• EXERCISE DATA:
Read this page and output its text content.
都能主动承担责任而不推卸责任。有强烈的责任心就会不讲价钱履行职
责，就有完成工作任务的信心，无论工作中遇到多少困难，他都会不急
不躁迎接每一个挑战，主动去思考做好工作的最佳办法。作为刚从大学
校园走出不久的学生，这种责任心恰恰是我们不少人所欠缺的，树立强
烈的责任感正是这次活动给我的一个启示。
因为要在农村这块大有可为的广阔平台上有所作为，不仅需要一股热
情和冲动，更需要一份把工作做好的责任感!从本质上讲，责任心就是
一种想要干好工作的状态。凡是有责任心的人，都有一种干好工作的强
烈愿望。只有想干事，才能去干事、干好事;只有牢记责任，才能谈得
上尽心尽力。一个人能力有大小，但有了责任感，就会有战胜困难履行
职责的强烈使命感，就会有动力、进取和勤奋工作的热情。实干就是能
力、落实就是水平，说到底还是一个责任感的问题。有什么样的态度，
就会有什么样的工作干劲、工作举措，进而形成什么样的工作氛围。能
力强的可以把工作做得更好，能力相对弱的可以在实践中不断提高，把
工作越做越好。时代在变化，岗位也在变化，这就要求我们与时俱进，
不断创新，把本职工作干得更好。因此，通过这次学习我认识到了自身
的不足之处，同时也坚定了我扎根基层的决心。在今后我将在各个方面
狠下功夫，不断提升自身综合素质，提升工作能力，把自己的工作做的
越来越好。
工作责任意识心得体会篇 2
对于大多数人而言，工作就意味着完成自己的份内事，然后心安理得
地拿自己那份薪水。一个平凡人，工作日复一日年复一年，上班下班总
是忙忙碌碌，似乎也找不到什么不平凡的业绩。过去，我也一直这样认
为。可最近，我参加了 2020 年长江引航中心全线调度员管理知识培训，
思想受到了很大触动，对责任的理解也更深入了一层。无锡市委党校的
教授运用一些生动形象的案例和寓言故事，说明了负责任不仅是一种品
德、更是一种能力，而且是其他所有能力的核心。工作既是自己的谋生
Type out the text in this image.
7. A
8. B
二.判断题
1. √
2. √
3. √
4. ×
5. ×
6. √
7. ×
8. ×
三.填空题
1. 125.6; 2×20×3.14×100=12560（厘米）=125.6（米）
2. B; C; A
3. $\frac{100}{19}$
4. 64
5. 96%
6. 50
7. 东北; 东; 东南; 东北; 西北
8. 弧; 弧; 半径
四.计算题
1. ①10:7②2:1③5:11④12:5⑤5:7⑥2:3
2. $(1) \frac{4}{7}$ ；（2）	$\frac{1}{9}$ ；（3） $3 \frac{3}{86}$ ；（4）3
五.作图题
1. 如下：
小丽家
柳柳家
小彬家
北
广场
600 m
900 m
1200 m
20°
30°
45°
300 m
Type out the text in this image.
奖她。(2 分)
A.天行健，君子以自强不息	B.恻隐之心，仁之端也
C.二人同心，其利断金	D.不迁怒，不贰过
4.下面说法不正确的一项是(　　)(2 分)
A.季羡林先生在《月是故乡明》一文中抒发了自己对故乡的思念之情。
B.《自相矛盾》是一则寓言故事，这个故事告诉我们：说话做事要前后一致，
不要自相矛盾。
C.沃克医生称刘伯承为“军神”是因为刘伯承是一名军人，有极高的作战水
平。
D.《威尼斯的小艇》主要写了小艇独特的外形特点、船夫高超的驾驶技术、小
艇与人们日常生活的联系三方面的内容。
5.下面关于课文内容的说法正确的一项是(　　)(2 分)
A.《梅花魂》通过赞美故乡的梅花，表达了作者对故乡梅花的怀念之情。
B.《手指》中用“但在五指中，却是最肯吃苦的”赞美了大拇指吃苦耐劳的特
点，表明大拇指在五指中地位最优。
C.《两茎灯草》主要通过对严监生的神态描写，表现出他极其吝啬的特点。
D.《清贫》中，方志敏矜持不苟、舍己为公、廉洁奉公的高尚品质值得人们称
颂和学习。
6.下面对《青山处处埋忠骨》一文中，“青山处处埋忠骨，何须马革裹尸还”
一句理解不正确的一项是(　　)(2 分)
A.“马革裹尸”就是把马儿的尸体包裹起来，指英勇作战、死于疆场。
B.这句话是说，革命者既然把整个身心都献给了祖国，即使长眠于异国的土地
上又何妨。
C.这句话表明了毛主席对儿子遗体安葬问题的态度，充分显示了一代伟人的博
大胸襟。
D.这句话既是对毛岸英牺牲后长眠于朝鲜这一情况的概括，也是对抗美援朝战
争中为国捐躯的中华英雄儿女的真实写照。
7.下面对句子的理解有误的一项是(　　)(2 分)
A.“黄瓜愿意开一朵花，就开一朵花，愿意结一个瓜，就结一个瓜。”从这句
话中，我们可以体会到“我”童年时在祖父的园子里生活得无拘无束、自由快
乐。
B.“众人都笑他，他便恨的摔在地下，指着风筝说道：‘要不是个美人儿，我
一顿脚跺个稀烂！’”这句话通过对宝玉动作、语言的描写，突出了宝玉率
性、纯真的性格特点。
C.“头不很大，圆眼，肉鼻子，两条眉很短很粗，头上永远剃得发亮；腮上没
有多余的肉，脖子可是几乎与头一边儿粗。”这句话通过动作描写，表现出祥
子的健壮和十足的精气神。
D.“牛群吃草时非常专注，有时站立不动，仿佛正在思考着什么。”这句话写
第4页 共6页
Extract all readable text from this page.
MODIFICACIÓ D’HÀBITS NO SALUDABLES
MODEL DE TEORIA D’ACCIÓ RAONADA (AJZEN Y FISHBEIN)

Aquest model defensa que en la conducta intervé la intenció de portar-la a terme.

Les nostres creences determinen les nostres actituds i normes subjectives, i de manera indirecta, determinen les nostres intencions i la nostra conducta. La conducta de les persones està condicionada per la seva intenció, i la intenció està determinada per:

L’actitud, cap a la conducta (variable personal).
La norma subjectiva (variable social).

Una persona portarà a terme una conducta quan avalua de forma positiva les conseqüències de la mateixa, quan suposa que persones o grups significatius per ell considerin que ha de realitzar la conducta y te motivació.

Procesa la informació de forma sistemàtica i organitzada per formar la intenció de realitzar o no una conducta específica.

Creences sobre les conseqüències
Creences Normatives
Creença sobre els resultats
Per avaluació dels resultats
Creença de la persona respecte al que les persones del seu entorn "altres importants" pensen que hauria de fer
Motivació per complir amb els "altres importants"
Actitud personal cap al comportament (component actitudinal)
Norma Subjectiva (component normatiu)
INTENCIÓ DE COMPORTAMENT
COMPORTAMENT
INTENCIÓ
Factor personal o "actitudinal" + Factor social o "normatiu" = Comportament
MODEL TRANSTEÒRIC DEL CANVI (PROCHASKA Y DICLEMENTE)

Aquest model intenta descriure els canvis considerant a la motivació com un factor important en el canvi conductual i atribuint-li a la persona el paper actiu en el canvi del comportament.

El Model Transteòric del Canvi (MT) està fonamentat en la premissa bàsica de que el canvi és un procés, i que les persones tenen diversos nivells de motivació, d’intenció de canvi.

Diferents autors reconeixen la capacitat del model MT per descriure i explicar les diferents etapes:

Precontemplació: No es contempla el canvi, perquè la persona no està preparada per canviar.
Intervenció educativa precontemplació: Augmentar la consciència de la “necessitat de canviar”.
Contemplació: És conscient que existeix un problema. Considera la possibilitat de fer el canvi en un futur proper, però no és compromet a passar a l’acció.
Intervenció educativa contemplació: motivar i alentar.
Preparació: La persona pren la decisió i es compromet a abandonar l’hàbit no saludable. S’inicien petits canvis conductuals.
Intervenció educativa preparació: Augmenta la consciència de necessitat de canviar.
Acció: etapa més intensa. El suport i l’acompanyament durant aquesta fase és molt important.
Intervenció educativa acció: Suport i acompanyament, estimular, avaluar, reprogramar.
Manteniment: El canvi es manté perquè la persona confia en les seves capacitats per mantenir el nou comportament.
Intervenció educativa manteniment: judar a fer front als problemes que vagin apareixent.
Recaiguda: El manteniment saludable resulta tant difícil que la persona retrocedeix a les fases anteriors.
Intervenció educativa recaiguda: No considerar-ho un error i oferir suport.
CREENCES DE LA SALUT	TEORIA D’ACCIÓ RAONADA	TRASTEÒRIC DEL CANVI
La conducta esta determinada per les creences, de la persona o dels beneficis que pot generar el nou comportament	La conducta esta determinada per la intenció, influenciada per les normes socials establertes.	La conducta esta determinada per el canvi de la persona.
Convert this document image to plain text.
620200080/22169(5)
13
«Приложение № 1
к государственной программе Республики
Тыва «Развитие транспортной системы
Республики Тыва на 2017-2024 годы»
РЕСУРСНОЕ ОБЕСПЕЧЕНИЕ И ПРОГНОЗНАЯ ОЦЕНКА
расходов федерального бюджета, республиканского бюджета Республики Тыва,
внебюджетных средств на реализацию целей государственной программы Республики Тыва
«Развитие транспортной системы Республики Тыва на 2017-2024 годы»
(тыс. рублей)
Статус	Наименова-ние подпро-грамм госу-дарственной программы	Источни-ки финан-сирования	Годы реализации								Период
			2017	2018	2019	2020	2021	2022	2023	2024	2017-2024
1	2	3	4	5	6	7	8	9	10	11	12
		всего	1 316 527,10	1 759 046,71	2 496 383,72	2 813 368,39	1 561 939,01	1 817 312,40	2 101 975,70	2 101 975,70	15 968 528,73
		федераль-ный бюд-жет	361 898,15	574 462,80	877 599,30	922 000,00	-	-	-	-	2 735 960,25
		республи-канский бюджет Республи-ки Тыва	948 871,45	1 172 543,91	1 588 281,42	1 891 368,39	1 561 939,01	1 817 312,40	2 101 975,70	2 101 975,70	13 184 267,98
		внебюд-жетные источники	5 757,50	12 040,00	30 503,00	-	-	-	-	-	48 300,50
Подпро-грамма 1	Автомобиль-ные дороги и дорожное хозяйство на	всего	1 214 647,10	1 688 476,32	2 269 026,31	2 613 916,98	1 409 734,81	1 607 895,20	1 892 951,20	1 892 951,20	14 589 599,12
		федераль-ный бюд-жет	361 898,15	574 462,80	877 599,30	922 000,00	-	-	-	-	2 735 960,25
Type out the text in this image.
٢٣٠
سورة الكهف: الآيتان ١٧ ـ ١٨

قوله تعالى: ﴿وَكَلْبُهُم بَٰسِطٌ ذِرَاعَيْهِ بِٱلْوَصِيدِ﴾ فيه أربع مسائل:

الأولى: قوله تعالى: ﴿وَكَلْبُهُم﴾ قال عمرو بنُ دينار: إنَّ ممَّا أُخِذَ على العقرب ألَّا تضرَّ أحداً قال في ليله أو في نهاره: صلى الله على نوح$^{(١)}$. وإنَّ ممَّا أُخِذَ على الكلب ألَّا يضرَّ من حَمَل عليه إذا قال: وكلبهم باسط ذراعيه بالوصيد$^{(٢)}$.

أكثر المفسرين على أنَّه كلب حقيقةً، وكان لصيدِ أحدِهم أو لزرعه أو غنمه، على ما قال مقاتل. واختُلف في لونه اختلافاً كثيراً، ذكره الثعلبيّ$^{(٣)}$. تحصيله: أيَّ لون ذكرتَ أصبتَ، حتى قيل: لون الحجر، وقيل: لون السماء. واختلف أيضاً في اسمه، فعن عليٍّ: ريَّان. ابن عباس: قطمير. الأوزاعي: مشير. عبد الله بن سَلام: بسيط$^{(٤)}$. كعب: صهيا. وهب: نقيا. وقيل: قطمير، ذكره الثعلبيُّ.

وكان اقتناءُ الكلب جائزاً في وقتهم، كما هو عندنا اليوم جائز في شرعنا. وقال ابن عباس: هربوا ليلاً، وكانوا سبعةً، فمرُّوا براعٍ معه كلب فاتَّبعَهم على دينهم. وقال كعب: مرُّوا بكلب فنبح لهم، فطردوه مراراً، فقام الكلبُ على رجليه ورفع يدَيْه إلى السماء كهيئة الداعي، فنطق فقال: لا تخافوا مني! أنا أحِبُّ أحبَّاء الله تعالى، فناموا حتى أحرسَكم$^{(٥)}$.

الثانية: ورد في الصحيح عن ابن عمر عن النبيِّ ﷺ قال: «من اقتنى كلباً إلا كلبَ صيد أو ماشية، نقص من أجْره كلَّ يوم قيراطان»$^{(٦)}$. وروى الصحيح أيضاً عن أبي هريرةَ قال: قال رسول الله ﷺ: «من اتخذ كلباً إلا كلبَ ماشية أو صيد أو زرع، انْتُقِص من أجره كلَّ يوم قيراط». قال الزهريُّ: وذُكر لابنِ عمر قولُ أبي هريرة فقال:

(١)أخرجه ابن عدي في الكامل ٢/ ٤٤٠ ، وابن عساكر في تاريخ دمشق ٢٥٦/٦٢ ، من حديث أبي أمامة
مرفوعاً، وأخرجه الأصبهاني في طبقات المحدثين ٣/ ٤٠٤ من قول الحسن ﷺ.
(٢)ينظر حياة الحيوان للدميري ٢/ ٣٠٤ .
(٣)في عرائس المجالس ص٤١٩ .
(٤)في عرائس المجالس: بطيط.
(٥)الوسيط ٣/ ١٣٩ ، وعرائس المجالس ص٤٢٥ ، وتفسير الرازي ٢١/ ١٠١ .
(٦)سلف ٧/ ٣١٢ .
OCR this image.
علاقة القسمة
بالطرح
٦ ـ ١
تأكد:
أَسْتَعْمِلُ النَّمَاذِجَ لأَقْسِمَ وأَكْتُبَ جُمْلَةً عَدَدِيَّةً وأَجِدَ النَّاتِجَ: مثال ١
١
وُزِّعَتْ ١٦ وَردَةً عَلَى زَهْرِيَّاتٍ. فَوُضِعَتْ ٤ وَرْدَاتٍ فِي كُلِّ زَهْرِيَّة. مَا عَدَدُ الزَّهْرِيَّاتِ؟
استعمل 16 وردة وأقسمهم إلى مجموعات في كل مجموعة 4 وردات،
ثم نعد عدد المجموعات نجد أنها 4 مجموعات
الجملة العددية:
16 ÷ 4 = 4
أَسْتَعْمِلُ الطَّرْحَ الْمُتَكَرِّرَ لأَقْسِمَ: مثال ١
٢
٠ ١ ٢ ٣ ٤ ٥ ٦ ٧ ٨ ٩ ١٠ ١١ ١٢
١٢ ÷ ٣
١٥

• TASK DIRECTIONS: Reproduce, exactly and with nothing added, the lines from the one that includes "OCR this image." through the last line of the material.

• RESPONSE FOR THIS EXERCISE:
OCR this image.
علاقة القسمة
بالطرح
٦ ـ ١
تأكد:
أَسْتَعْمِلُ النَّمَاذِجَ لأَقْسِمَ وأَكْتُبَ جُمْلَةً عَدَدِيَّةً وأَجِدَ النَّاتِجَ: مثال ١
١
وُزِّعَتْ ١٦ وَردَةً عَلَى زَهْرِيَّاتٍ. فَوُضِعَتْ ٤ وَرْدَاتٍ فِي كُلِّ زَهْرِيَّة. مَا عَدَدُ الزَّهْرِيَّاتِ؟
استعمل 16 وردة وأقسمهم إلى مجموعات في كل مجموعة 4 وردات،
ثم نعد عدد المجموعات نجد أنها 4 مجموعات
الجملة العددية:
16 ÷ 4 = 4
أَسْتَعْمِلُ الطَّرْحَ الْمُتَكَرِّرَ لأَقْسِمَ: مثال ١
٢
٠ ١ ٢ ٣ ٤ ٥ ٦ ٧ ٨ ٩ ١٠ ١١ ١٢
١٢ ÷ ٣
١٥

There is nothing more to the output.